-- BEGIN --

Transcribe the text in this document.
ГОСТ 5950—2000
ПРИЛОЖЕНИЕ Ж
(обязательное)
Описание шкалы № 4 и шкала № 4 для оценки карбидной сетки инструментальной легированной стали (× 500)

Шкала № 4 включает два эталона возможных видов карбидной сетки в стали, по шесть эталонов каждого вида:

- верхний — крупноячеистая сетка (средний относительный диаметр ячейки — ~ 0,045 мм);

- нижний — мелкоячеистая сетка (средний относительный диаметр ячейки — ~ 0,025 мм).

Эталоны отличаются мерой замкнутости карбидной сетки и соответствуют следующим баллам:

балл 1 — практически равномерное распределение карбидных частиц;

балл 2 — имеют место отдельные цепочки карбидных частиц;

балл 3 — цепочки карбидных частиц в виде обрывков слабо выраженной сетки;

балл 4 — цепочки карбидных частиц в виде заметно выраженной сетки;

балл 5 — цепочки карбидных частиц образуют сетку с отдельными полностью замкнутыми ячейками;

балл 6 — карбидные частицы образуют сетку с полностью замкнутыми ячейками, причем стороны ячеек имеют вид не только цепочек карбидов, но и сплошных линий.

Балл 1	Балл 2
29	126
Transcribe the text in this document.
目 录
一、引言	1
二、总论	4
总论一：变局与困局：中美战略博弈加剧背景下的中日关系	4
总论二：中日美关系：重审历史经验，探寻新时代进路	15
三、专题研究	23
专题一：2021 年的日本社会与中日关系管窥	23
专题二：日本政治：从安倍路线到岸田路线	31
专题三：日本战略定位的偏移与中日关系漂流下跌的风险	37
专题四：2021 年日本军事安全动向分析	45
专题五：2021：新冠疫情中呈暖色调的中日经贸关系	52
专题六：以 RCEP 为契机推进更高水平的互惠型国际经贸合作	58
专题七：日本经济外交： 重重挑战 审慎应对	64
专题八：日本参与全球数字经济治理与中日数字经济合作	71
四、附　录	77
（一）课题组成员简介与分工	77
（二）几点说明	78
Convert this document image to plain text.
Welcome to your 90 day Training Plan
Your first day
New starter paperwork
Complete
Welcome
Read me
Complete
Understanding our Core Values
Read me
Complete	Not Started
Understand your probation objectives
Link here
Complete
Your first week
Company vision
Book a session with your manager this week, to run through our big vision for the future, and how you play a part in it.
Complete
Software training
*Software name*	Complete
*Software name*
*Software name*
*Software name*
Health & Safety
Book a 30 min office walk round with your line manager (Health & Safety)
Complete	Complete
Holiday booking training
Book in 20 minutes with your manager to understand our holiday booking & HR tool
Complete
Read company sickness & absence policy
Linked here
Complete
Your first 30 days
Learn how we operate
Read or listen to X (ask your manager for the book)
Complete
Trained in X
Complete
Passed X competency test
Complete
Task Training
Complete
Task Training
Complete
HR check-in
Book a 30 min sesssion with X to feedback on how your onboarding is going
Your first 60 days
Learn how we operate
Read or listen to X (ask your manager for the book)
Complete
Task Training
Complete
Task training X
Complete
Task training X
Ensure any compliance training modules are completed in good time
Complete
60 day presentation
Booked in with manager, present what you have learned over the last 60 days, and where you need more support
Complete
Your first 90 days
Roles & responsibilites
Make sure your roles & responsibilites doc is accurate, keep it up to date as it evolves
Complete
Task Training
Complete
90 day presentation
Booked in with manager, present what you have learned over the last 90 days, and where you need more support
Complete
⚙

-- END --
-- BEGIN --

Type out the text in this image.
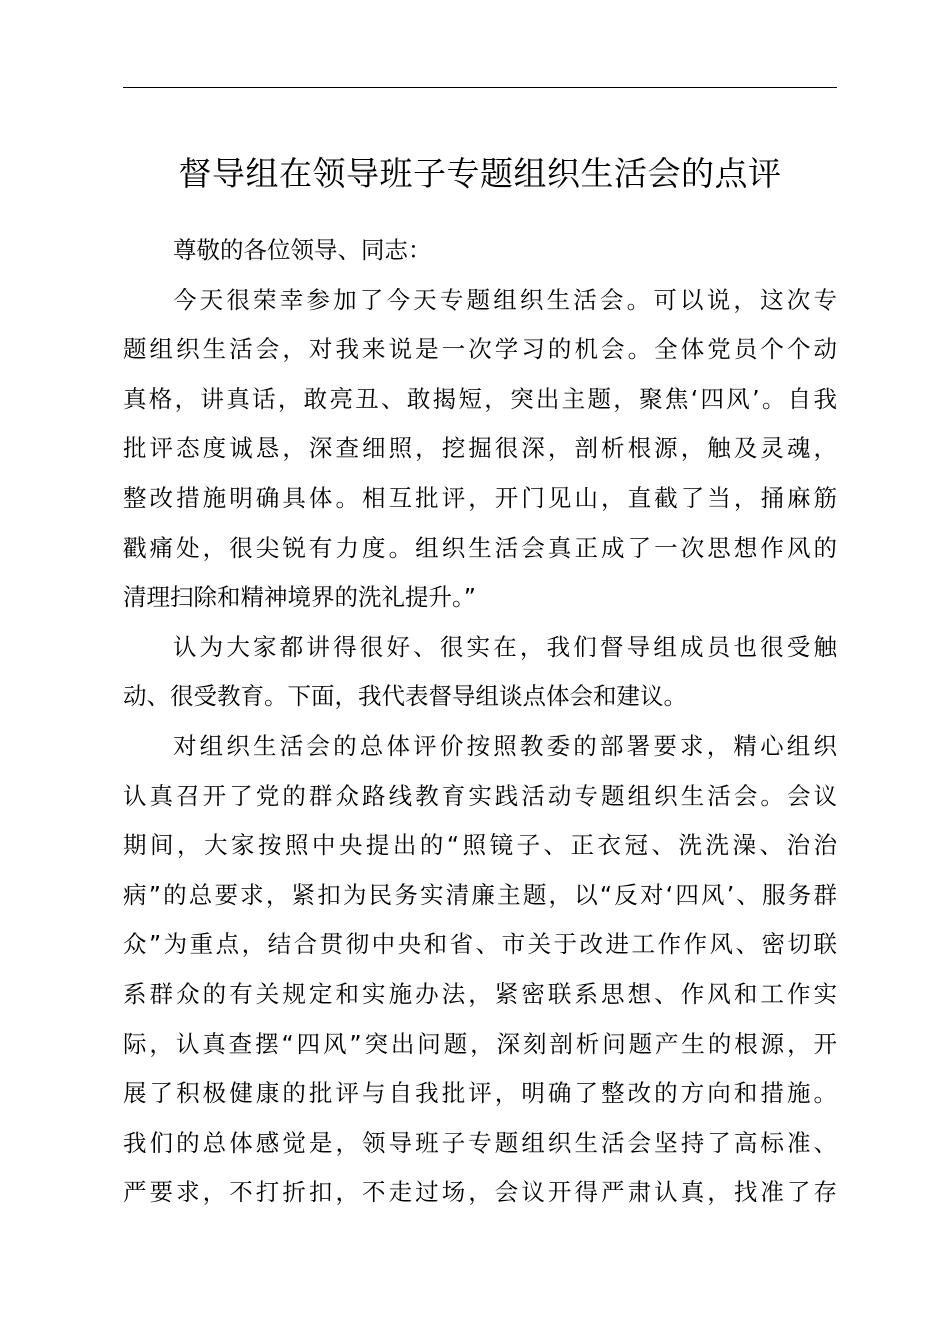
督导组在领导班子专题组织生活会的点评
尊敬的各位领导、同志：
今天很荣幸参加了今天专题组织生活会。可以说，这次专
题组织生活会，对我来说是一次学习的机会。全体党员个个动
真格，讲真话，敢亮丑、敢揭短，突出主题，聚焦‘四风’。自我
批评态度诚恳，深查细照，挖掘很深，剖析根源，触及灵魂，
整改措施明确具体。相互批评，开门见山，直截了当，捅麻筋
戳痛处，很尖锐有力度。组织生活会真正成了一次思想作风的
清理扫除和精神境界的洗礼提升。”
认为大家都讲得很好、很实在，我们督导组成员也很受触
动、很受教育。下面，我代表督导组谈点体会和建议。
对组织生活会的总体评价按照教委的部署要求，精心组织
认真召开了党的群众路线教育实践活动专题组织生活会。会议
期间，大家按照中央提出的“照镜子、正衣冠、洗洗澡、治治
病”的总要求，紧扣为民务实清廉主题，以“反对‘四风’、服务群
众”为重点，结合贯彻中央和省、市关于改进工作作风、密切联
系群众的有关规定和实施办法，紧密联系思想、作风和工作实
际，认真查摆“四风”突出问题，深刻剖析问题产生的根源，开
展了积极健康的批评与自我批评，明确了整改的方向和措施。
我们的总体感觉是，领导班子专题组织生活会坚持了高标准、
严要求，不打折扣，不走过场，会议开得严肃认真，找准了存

-- END --

What this task involves -
Only lines that contain the word "manager" are wanted; copy each of them.

Output of the exercise -
Book a session with your manager this week, to run through our big vision for the future, and how you play a part in it.
Book a 30 min office walk round with your line manager (Health & Safety)
Book in 20 minutes with your manager to understand our holiday booking & HR tool
Read or listen to X (ask your manager for the book)
Read or listen to X (ask your manager for the book)
Booked in with manager, present what you have learned over the last 60 days, and where you need more support
Booked in with manager, present what you have learned over the last 90 days, and where you need more support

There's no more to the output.